(The problem):
Below are some records. Copy every line in them that holds "name".

Entries from a dataset:
+++

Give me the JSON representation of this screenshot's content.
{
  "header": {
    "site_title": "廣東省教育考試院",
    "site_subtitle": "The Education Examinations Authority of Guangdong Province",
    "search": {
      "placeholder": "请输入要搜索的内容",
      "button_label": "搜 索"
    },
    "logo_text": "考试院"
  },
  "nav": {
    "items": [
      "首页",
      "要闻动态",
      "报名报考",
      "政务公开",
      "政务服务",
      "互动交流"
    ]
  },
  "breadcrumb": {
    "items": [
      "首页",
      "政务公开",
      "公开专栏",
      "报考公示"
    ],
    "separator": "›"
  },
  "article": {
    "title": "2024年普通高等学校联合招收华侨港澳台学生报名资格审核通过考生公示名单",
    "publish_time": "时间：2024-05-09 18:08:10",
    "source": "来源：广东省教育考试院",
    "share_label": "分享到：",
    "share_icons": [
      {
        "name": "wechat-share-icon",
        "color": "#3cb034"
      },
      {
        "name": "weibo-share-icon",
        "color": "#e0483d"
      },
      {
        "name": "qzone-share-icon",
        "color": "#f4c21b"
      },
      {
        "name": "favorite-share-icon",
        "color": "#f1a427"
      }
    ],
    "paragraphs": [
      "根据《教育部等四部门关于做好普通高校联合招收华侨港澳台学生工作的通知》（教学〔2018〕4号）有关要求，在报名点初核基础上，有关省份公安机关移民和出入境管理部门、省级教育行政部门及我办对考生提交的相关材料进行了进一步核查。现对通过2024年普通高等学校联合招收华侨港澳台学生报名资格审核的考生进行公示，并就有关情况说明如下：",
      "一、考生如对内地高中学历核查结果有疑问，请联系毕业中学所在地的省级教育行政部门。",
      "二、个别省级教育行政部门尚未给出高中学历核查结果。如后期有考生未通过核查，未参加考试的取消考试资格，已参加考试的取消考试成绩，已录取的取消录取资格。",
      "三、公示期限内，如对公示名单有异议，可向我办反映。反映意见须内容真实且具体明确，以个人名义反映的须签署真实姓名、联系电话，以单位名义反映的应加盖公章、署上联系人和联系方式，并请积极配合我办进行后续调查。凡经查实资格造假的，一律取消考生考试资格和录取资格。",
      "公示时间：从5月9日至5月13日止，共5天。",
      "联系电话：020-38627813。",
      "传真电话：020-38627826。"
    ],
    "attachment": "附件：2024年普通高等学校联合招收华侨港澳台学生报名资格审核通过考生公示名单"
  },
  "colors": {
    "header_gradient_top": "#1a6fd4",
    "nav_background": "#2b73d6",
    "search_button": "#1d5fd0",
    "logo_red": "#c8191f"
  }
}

+++

(Final answer):
        "name": "wechat-share-icon",
        "name": "weibo-share-icon",
        "name": "qzone-share-icon",
        "name": "favorite-share-icon",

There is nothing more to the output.